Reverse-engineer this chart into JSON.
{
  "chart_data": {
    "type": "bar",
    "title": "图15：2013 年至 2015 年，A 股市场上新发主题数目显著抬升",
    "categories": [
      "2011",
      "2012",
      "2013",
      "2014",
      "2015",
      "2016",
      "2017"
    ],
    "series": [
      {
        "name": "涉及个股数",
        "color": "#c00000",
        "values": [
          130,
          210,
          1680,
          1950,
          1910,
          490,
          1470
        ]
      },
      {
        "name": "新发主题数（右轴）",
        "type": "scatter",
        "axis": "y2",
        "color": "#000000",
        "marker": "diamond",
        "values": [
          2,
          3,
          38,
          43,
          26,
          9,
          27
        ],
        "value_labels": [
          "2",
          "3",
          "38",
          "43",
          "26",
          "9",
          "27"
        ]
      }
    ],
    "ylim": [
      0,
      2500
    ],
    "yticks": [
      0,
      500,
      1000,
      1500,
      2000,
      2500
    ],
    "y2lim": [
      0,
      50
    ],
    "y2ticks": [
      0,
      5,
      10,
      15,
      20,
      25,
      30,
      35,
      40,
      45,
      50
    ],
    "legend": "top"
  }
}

§

◆ **Task brief**:
Transcribe each record exactly. Leave nothing out.

◆ **Answer for this exercise**:
Reverse-engineer this chart into JSON.
{
  "chart_data": {
    "type": "bar",
    "title": "图15：2013 年至 2015 年，A 股市场上新发主题数目显著抬升",
    "categories": [
      "2011",
      "2012",
      "2013",
      "2014",
      "2015",
      "2016",
      "2017"
    ],
    "series": [
      {
        "name": "涉及个股数",
        "color": "#c00000",
        "values": [
          130,
          210,
          1680,
          1950,
          1910,
          490,
          1470
        ]
      },
      {
        "name": "新发主题数（右轴）",
        "type": "scatter",
        "axis": "y2",
        "color": "#000000",
        "marker": "diamond",
        "values": [
          2,
          3,
          38,
          43,
          26,
          9,
          27
        ],
        "value_labels": [
          "2",
          "3",
          "38",
          "43",
          "26",
          "9",
          "27"
        ]
      }
    ],
    "ylim": [
      0,
      2500
    ],
    "yticks": [
      0,
      500,
      1000,
      1500,
      2000,
      2500
    ],
    "y2lim": [
      0,
      50
    ],
    "y2ticks": [
      0,
      5,
      10,
      15,
      20,
      25,
      30,
      35,
      40,
      45,
      50
    ],
    "legend": "top"
  }
}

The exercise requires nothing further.